Given problem -
Copy every line of the entries below character for character, leaving out the pictures.

Stored rows -
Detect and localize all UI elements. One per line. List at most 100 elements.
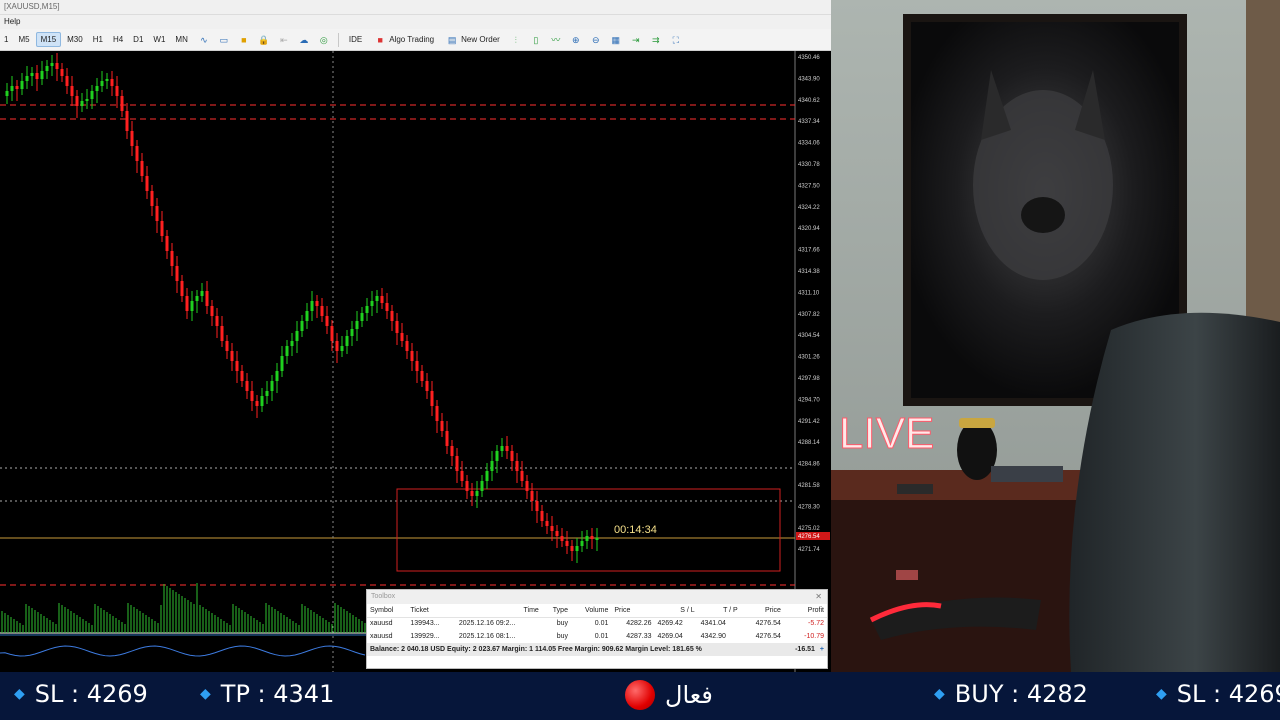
col-time[interactable]: Time: [455, 604, 542, 618]
zoom-in-icon[interactable]: ⊕: [570, 34, 582, 46]
indicators-icon[interactable]: ∿: [198, 34, 210, 46]
lock-icon[interactable]: 🔒: [258, 34, 270, 46]
candle-body: [415, 361, 419, 371]
toolbox-title: Toolbox: [371, 593, 396, 600]
candle-body: [475, 491, 479, 496]
autoscroll-icon[interactable]: ⇤: [278, 34, 290, 46]
timeframe-h1[interactable]: H1: [89, 33, 107, 46]
signals-icon[interactable]: ◎: [318, 34, 330, 46]
close-icon[interactable]: ✕: [815, 592, 822, 601]
price-tick-label: 4307.82: [798, 312, 820, 318]
col-symbol[interactable]: Symbol: [367, 604, 408, 618]
candle-body: [585, 536, 589, 541]
row-sl[interactable]: 4269.04: [655, 630, 698, 643]
col-profit[interactable]: Profit: [783, 604, 827, 618]
timeframe-h4[interactable]: H4: [109, 33, 127, 46]
price-tick-label: 4340.62: [798, 98, 820, 104]
objects-icon[interactable]: ▭: [218, 34, 230, 46]
timeframe-m5[interactable]: M5: [14, 33, 33, 46]
candle-body: [300, 321, 304, 331]
price-tick-label: 4288.14: [798, 440, 820, 446]
cloud-icon[interactable]: ☁: [298, 34, 310, 46]
row-current-price: 4276.54: [755, 620, 781, 628]
price-tick-label: 4320.94: [798, 226, 820, 232]
candle-body: [225, 341, 229, 351]
col-price[interactable]: Price: [611, 604, 655, 618]
ticker-sl-1: ◆ SL : 4269: [14, 680, 148, 708]
candle-body: [575, 546, 579, 551]
col-ticket[interactable]: Ticket: [407, 604, 456, 618]
ticker-status-text: فعال: [665, 681, 713, 709]
screenshot-icon[interactable]: ⛶: [670, 34, 682, 46]
candle-body: [365, 306, 369, 313]
col-current-price[interactable]: Price: [740, 604, 784, 618]
neon-live-sign: LIVE: [839, 409, 934, 458]
row-tp[interactable]: 4341.04: [698, 617, 741, 630]
candle-body: [85, 99, 89, 101]
templates-icon[interactable]: ■: [238, 34, 250, 46]
price-chart[interactable]: 4350.46 4343.90 4340.62 4337.34 4334.06 4330.…: [0, 51, 831, 672]
candle-body: [40, 71, 44, 79]
row-volume: 0.01: [594, 633, 609, 640]
candle-body: [395, 321, 399, 333]
current-price-label: 4276.54: [798, 534, 820, 540]
price-tick-label: 4291.42: [798, 419, 820, 425]
timeframe-d1[interactable]: D1: [129, 33, 147, 46]
candlestick-icon[interactable]: ▯: [530, 34, 542, 46]
ide-button[interactable]: IDE: [343, 33, 368, 46]
menu-help[interactable]: Help: [4, 17, 20, 26]
chart-shift-icon[interactable]: ⇥: [630, 34, 642, 46]
candle-body: [400, 333, 404, 341]
col-tp[interactable]: T / P: [697, 604, 741, 618]
timeframe-1[interactable]: 1: [0, 33, 12, 46]
price-tick-label: 4327.50: [798, 183, 820, 189]
candle-body: [200, 291, 204, 296]
timeframe-w1[interactable]: W1: [149, 33, 169, 46]
table-row[interactable]: xauusd 139943... 2025.12.16 09:2... buy …: [367, 617, 827, 630]
timeframe-mn[interactable]: MN: [171, 33, 191, 46]
line-chart-icon[interactable]: 〰: [550, 34, 562, 46]
col-sl[interactable]: S / L: [654, 604, 698, 618]
candle-body: [205, 291, 209, 306]
algo-trading-button[interactable]: ■ Algo Trading: [368, 32, 440, 48]
toolbox-panel: Toolbox ✕ Symbol Ticket Time Type Volume…: [366, 589, 828, 669]
candle-body: [555, 531, 559, 536]
table-row[interactable]: xauusd 139929... 2025.12.16 08:1... buy …: [367, 630, 827, 643]
candle-body: [35, 73, 39, 79]
timeframe-m15[interactable]: M15: [35, 32, 62, 47]
candle-body: [160, 221, 164, 236]
row-tp[interactable]: 4342.90: [698, 630, 741, 643]
chart-autoscroll-icon[interactable]: ⇉: [650, 34, 662, 46]
candle-body: [215, 316, 219, 326]
grid-icon[interactable]: ▦: [610, 34, 622, 46]
zoom-out-icon[interactable]: ⊖: [590, 34, 602, 46]
candle-body: [350, 329, 354, 336]
ide-label: IDE: [348, 35, 363, 44]
candle-body: [495, 451, 499, 461]
timeframe-m30[interactable]: M30: [63, 33, 87, 46]
candle-body: [195, 296, 199, 301]
balance-line: Balance: 2 040.18 USD Equity: 2 023.67 M…: [370, 646, 702, 653]
col-type[interactable]: Type: [541, 604, 571, 618]
price-tick-label: 4284.86: [798, 462, 820, 468]
new-order-button[interactable]: ▤ New Order: [440, 32, 506, 48]
candle-body: [325, 316, 329, 326]
row-price: 4282.26: [626, 620, 652, 628]
candle-body: [450, 446, 454, 456]
candle-body: [20, 81, 24, 89]
price-tick-label: 4275.02: [798, 526, 820, 532]
candle-body: [50, 63, 54, 66]
price-tick-label: 4334.06: [798, 141, 820, 147]
candle-body: [595, 538, 599, 540]
row-symbol: xauusd: [370, 620, 393, 628]
col-volume[interactable]: Volume: [570, 604, 612, 618]
plus-icon[interactable]: +: [820, 646, 824, 653]
row-profit: -5.72: [808, 620, 824, 628]
row-sl[interactable]: 4269.42: [655, 617, 698, 630]
price-tick-label: 4317.66: [798, 248, 820, 254]
price-tick-label: 4294.70: [798, 397, 820, 403]
diamond-icon: ◆: [200, 686, 211, 702]
bar-chart-icon[interactable]: ⫶: [510, 34, 522, 46]
trading-terminal: [XAUUSD,M15] Help 1 M5 M15 M30 H1 H4 D1 …: [0, 0, 831, 672]
candle-body: [230, 351, 234, 361]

Exercise response -
Detect and localize all UI elements. One per line. List at most 100 elements.
col-time[interactable]: Time: [455, 604, 542, 618]
zoom-in-icon[interactable]: ⊕: [570, 34, 582, 46]
indicators-icon[interactable]: ∿: [198, 34, 210, 46]
lock-icon[interactable]: 🔒: [258, 34, 270, 46]
candle-body: [415, 361, 419, 371]
toolbox-title: Toolbox: [371, 593, 396, 600]
candle-body: [475, 491, 479, 496]
autoscroll-icon[interactable]: ⇤: [278, 34, 290, 46]
timeframe-h1[interactable]: H1: [89, 33, 107, 46]
signals-icon[interactable]: ◎: [318, 34, 330, 46]
close-icon[interactable]: ✕: [815, 592, 822, 601]
price-tick-label: 4307.82: [798, 312, 820, 318]
col-symbol[interactable]: Symbol: [367, 604, 408, 618]
candle-body: [585, 536, 589, 541]
row-sl[interactable]: 4269.04: [655, 630, 698, 643]
col-profit[interactable]: Profit: [783, 604, 827, 618]
timeframe-h4[interactable]: H4: [109, 33, 127, 46]
price-tick-label: 4340.62: [798, 98, 820, 104]
objects-icon[interactable]: ▭: [218, 34, 230, 46]
timeframe-m5[interactable]: M5: [14, 33, 33, 46]
candle-body: [300, 321, 304, 331]
price-tick-label: 4288.14: [798, 440, 820, 446]
cloud-icon[interactable]: ☁: [298, 34, 310, 46]
row-current-price: 4276.54: [755, 620, 781, 628]
price-tick-label: 4320.94: [798, 226, 820, 232]
candle-body: [225, 341, 229, 351]
col-price[interactable]: Price: [611, 604, 655, 618]
ticker-sl-1: ◆ SL : 4269: [14, 680, 148, 708]
candle-body: [575, 546, 579, 551]
col-ticket[interactable]: Ticket: [407, 604, 456, 618]
ticker-status-text: فعال: [665, 681, 713, 709]
screenshot-icon[interactable]: ⛶: [670, 34, 682, 46]
candle-body: [365, 306, 369, 313]
col-current-price[interactable]: Price: [740, 604, 784, 618]
neon-live-sign: LIVE: [839, 409, 934, 458]
row-tp[interactable]: 4341.04: [698, 617, 741, 630]
candle-body: [85, 99, 89, 101]
templates-icon[interactable]: ■: [238, 34, 250, 46]
price-chart[interactable]: 4350.46 4343.90 4340.62 4337.34 4334.06 4330.…: [0, 51, 831, 672]
candle-body: [40, 71, 44, 79]
row-volume: 0.01: [594, 633, 609, 640]
candle-body: [395, 321, 399, 333]
current-price-label: 4276.54: [798, 534, 820, 540]
price-tick-label: 4291.42: [798, 419, 820, 425]
timeframe-d1[interactable]: D1: [129, 33, 147, 46]
candlestick-icon[interactable]: ▯: [530, 34, 542, 46]
ide-button[interactable]: IDE: [343, 33, 368, 46]
menu-help[interactable]: Help: [4, 17, 20, 26]
chart-shift-icon[interactable]: ⇥: [630, 34, 642, 46]
candle-body: [400, 333, 404, 341]
col-tp[interactable]: T / P: [697, 604, 741, 618]
timeframe-1[interactable]: 1: [0, 33, 12, 46]
price-tick-label: 4327.50: [798, 183, 820, 189]
candle-body: [200, 291, 204, 296]
timeframe-w1[interactable]: W1: [149, 33, 169, 46]
table-row[interactable]: xauusd 139943... 2025.12.16 09:2... buy …: [367, 617, 827, 630]
timeframe-mn[interactable]: MN: [171, 33, 191, 46]
line-chart-icon[interactable]: 〰: [550, 34, 562, 46]
col-sl[interactable]: S / L: [654, 604, 698, 618]
candle-body: [205, 291, 209, 306]
algo-trading-button[interactable]: ■ Algo Trading: [368, 32, 440, 48]
toolbox-panel: Toolbox ✕ Symbol Ticket Time Type Volume…: [366, 589, 828, 669]
candle-body: [555, 531, 559, 536]
table-row[interactable]: xauusd 139929... 2025.12.16 08:1... buy …: [367, 630, 827, 643]
candle-body: [35, 73, 39, 79]
timeframe-m15[interactable]: M15: [35, 32, 62, 47]
candle-body: [160, 221, 164, 236]
row-tp[interactable]: 4342.90: [698, 630, 741, 643]
chart-autoscroll-icon[interactable]: ⇉: [650, 34, 662, 46]
candle-body: [215, 316, 219, 326]
grid-icon[interactable]: ▦: [610, 34, 622, 46]
zoom-out-icon[interactable]: ⊖: [590, 34, 602, 46]
candle-body: [350, 329, 354, 336]
ide-label: IDE: [348, 35, 363, 44]
candle-body: [495, 451, 499, 461]
timeframe-m30[interactable]: M30: [63, 33, 87, 46]
candle-body: [195, 296, 199, 301]
balance-line: Balance: 2 040.18 USD Equity: 2 023.67 M…: [370, 646, 702, 653]
col-type[interactable]: Type: [541, 604, 571, 618]
price-tick-label: 4284.86: [798, 462, 820, 468]
new-order-button[interactable]: ▤ New Order: [440, 32, 506, 48]
candle-body: [325, 316, 329, 326]
row-price: 4282.26: [626, 620, 652, 628]
candle-body: [450, 446, 454, 456]
candle-body: [20, 81, 24, 89]
price-tick-label: 4275.02: [798, 526, 820, 532]
candle-body: [50, 63, 54, 66]
price-tick-label: 4334.06: [798, 141, 820, 147]
candle-body: [595, 538, 599, 540]
row-symbol: xauusd: [370, 620, 393, 628]
col-volume[interactable]: Volume: [570, 604, 612, 618]
plus-icon[interactable]: +: [820, 646, 824, 653]
row-profit: -5.72: [808, 620, 824, 628]
row-sl[interactable]: 4269.42: [655, 617, 698, 630]
price-tick-label: 4317.66: [798, 248, 820, 254]
price-tick-label: 4294.70: [798, 397, 820, 403]
diamond-icon: ◆: [200, 686, 211, 702]
bar-chart-icon[interactable]: ⫶: [510, 34, 522, 46]
trading-terminal: [XAUUSD,M15] Help 1 M5 M15 M30 H1 H4 D1 …: [0, 0, 831, 672]
candle-body: [230, 351, 234, 361]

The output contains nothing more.